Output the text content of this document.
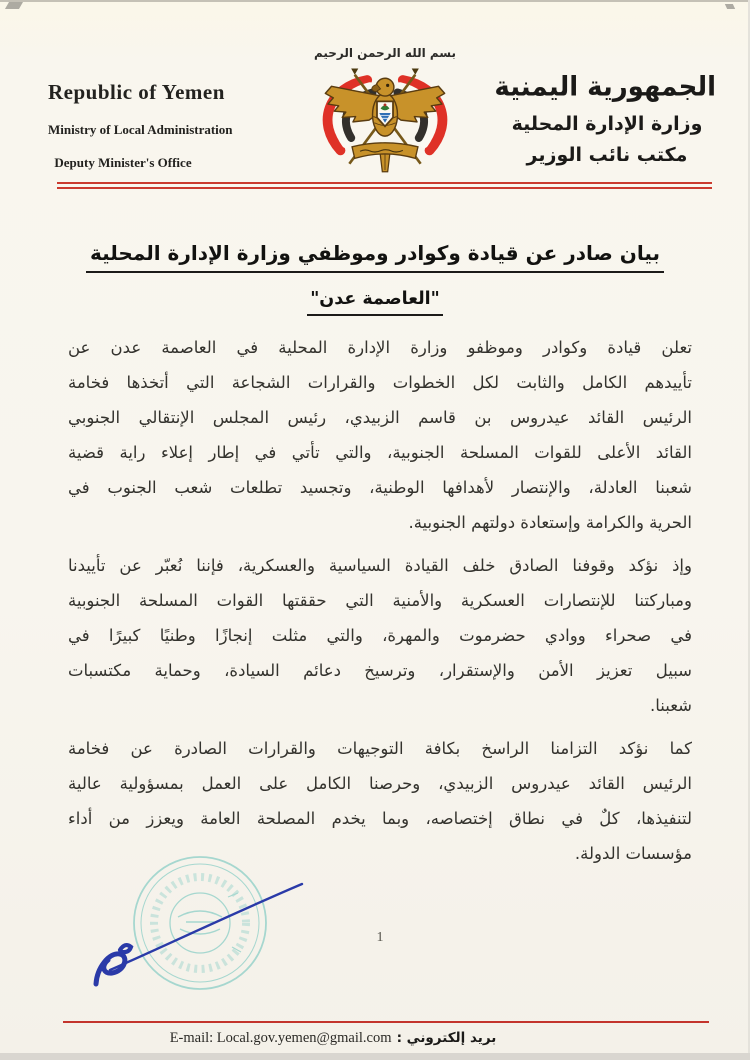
Republic of Yemen
Ministry of Local Administration
Deputy Minister's Office
بسم الله الرحمن الرحيم
الجمهورية اليمنية
وزارة الإدارة المحلية
مكتب نائب الوزير
بيان صادر عن قيادة وكوادر وموظفي وزارة الإدارة المحلية
"العاصمة عدن"
تعلن قيادة وكوادر وموظفو وزارة الإدارة المحلية في العاصمة عدن عن
تأييدهم الكامل والثابت لكل الخطوات والقرارات الشجاعة التي أتخذها فخامة
الرئيس القائد عيدروس بن قاسم الزبيدي، رئيس المجلس الإنتقالي الجنوبي
القائد الأعلى للقوات المسلحة الجنوبية، والتي تأتي في إطار إعلاء راية قضية
شعبنا العادلة، والإنتصار لأهدافها الوطنية، وتجسيد تطلعات شعب الجنوب في
الحرية والكرامة وإستعادة دولتهم الجنوبية.
وإذ نؤكد وقوفنا الصادق خلف القيادة السياسية والعسكرية، فإننا نُعبّر عن تأييدنا
ومباركتنا للإنتصارات العسكرية والأمنية التي حققتها القوات المسلحة الجنوبية
في صحراء ووادي حضرموت والمهرة، والتي مثلت إنجازًا وطنيًا كبيرًا في
سبيل تعزيز الأمن والإستقرار، وترسيخ دعائم السيادة، وحماية مكتسبات
شعبنا.
كما نؤكد التزامنا الراسخ بكافة التوجيهات والقرارات الصادرة عن فخامة
الرئيس القائد عيدروس الزبيدي، وحرصنا الكامل على العمل بمسؤولية عالية
لتنفيذها، كلٌ في نطاق إختصاصه، وبما يخدم المصلحة العامة ويعزز من أداء
مؤسسات الدولة.
1
بريد إلكتروني : E-mail: Local.gov.yemen@gmail.com
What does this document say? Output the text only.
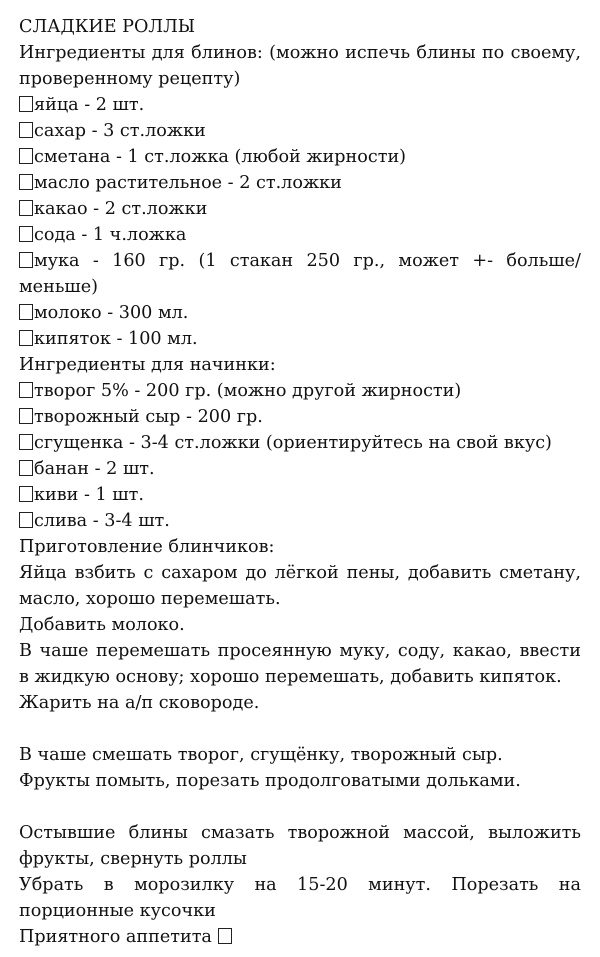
СЛАДКИЕ РОЛЛЫ
Ингредиенты для блинов: (можно испечь блины по своему, проверенному рецепту)
яйца - 2 шт.
сахар - 3 ст.ложки
сметана - 1 ст.ложка (любой жирности)
масло растительное - 2 ст.ложки
какао - 2 ст.ложки
сода - 1 ч.ложка
мука - 160 гр. (1 стакан 250 гр., может +- больше/меньше)
молоко - 300 мл.
кипяток - 100 мл.
Ингредиенты для начинки:
творог 5% - 200 гр. (можно другой жирности)
творожный сыр - 200 гр.
сгущенка - 3-4 ст.ложки (ориентируйтесь на свой вкус)
банан - 2 шт.
киви - 1 шт.
слива - 3-4 шт.
Приготовление блинчиков:
Яйца взбить с сахаром до лёгкой пены, добавить сметану, масло, хорошо перемешать.
Добавить молоко.
В чаше перемешать просеянную муку, соду, какао, ввести в жидкую основу; хорошо перемешать, добавить кипяток.
Жарить на а/п сковороде.
В чаше смешать творог, сгущёнку, творожный сыр.
Фрукты помыть, порезать продолговатыми дольками.
Остывшие блины смазать творожной массой, выложить фрукты, свернуть роллы
Убрать в морозилку на 15-20 минут. Порезать на порционные кусочки
Приятного аппетита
^^^^^^^^
PROMPT = Of the lines in the entries, how many include the word "кипяток"? State only the number.

RESPONSE TO THE EXERCISE = 2